PROBLEM REQUIREMENTS: Print all the data, keeping every line exactly as it is.

GIVEN INFORMATION:

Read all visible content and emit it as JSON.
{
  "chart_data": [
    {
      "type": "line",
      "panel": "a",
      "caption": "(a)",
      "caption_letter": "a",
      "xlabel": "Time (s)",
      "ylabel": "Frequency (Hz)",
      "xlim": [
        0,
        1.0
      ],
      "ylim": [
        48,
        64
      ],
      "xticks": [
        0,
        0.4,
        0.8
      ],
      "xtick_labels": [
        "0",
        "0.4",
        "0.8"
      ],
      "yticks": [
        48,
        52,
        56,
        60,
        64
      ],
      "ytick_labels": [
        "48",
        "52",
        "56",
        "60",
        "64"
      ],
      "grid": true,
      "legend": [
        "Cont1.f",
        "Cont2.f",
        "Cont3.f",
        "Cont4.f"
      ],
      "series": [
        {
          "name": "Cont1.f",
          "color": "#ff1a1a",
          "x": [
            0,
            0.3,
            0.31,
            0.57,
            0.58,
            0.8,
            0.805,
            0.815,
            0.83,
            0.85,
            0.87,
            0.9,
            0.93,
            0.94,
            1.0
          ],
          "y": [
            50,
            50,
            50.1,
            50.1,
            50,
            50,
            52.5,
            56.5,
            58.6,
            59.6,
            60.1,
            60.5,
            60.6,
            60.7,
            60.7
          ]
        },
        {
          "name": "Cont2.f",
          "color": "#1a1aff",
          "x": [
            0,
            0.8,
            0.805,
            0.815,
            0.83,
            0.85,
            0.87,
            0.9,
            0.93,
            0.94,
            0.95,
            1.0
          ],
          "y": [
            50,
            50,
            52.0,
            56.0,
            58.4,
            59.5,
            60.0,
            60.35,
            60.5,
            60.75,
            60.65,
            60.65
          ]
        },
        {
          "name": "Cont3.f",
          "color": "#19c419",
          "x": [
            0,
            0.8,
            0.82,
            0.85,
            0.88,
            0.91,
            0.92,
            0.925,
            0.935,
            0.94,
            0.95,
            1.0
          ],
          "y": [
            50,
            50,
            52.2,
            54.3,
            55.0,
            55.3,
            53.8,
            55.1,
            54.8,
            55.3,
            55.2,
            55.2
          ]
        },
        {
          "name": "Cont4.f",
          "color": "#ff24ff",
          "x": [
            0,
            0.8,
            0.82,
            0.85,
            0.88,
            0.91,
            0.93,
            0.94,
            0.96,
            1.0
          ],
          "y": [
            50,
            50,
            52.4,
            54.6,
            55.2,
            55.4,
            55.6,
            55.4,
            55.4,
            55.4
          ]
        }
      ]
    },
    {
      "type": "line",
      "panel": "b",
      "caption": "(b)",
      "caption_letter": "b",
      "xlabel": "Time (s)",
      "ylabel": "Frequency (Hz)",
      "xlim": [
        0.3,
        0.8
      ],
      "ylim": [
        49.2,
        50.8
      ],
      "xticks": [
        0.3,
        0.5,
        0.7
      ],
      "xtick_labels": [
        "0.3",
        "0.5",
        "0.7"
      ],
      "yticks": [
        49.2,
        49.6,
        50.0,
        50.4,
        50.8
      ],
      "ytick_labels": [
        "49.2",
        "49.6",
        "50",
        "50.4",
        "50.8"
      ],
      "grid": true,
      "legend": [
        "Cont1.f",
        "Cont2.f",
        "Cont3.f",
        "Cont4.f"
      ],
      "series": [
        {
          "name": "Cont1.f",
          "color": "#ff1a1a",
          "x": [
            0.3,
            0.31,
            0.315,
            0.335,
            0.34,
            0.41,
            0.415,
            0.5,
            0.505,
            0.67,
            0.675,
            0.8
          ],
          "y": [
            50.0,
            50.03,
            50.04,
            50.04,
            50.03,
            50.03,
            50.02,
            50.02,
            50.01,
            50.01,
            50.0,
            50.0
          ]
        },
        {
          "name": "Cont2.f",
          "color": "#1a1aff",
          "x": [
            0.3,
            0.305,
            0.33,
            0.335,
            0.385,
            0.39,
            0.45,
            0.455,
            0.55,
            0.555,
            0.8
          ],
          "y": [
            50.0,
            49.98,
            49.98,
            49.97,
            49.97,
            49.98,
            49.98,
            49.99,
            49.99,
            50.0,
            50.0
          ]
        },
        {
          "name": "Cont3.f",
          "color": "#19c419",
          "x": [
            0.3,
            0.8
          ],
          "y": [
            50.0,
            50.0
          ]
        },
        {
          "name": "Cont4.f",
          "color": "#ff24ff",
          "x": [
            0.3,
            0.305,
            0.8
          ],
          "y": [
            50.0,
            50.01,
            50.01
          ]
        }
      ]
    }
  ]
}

RESPONSE:
Read all visible content and emit it as JSON.
{
  "chart_data": [
    {
      "type": "line",
      "panel": "a",
      "caption": "(a)",
      "caption_letter": "a",
      "xlabel": "Time (s)",
      "ylabel": "Frequency (Hz)",
      "xlim": [
        0,
        1.0
      ],
      "ylim": [
        48,
        64
      ],
      "xticks": [
        0,
        0.4,
        0.8
      ],
      "xtick_labels": [
        "0",
        "0.4",
        "0.8"
      ],
      "yticks": [
        48,
        52,
        56,
        60,
        64
      ],
      "ytick_labels": [
        "48",
        "52",
        "56",
        "60",
        "64"
      ],
      "grid": true,
      "legend": [
        "Cont1.f",
        "Cont2.f",
        "Cont3.f",
        "Cont4.f"
      ],
      "series": [
        {
          "name": "Cont1.f",
          "color": "#ff1a1a",
          "x": [
            0,
            0.3,
            0.31,
            0.57,
            0.58,
            0.8,
            0.805,
            0.815,
            0.83,
            0.85,
            0.87,
            0.9,
            0.93,
            0.94,
            1.0
          ],
          "y": [
            50,
            50,
            50.1,
            50.1,
            50,
            50,
            52.5,
            56.5,
            58.6,
            59.6,
            60.1,
            60.5,
            60.6,
            60.7,
            60.7
          ]
        },
        {
          "name": "Cont2.f",
          "color": "#1a1aff",
          "x": [
            0,
            0.8,
            0.805,
            0.815,
            0.83,
            0.85,
            0.87,
            0.9,
            0.93,
            0.94,
            0.95,
            1.0
          ],
          "y": [
            50,
            50,
            52.0,
            56.0,
            58.4,
            59.5,
            60.0,
            60.35,
            60.5,
            60.75,
            60.65,
            60.65
          ]
        },
        {
          "name": "Cont3.f",
          "color": "#19c419",
          "x": [
            0,
            0.8,
            0.82,
            0.85,
            0.88,
            0.91,
            0.92,
            0.925,
            0.935,
            0.94,
            0.95,
            1.0
          ],
          "y": [
            50,
            50,
            52.2,
            54.3,
            55.0,
            55.3,
            53.8,
            55.1,
            54.8,
            55.3,
            55.2,
            55.2
          ]
        },
        {
          "name": "Cont4.f",
          "color": "#ff24ff",
          "x": [
            0,
            0.8,
            0.82,
            0.85,
            0.88,
            0.91,
            0.93,
            0.94,
            0.96,
            1.0
          ],
          "y": [
            50,
            50,
            52.4,
            54.6,
            55.2,
            55.4,
            55.6,
            55.4,
            55.4,
            55.4
          ]
        }
      ]
    },
    {
      "type": "line",
      "panel": "b",
      "caption": "(b)",
      "caption_letter": "b",
      "xlabel": "Time (s)",
      "ylabel": "Frequency (Hz)",
      "xlim": [
        0.3,
        0.8
      ],
      "ylim": [
        49.2,
        50.8
      ],
      "xticks": [
        0.3,
        0.5,
        0.7
      ],
      "xtick_labels": [
        "0.3",
        "0.5",
        "0.7"
      ],
      "yticks": [
        49.2,
        49.6,
        50.0,
        50.4,
        50.8
      ],
      "ytick_labels": [
        "49.2",
        "49.6",
        "50",
        "50.4",
        "50.8"
      ],
      "grid": true,
      "legend": [
        "Cont1.f",
        "Cont2.f",
        "Cont3.f",
        "Cont4.f"
      ],
      "series": [
        {
          "name": "Cont1.f",
          "color": "#ff1a1a",
          "x": [
            0.3,
            0.31,
            0.315,
            0.335,
            0.34,
            0.41,
            0.415,
            0.5,
            0.505,
            0.67,
            0.675,
            0.8
          ],
          "y": [
            50.0,
            50.03,
            50.04,
            50.04,
            50.03,
            50.03,
            50.02,
            50.02,
            50.01,
            50.01,
            50.0,
            50.0
          ]
        },
        {
          "name": "Cont2.f",
          "color": "#1a1aff",
          "x": [
            0.3,
            0.305,
            0.33,
            0.335,
            0.385,
            0.39,
            0.45,
            0.455,
            0.55,
            0.555,
            0.8
          ],
          "y": [
            50.0,
            49.98,
            49.98,
            49.97,
            49.97,
            49.98,
            49.98,
            49.99,
            49.99,
            50.0,
            50.0
          ]
        },
        {
          "name": "Cont3.f",
          "color": "#19c419",
          "x": [
            0.3,
            0.8
          ],
          "y": [
            50.0,
            50.0
          ]
        },
        {
          "name": "Cont4.f",
          "color": "#ff24ff",
          "x": [
            0.3,
            0.305,
            0.8
          ],
          "y": [
            50.0,
            50.01,
            50.01
          ]
        }
      ]
    }
  ]
}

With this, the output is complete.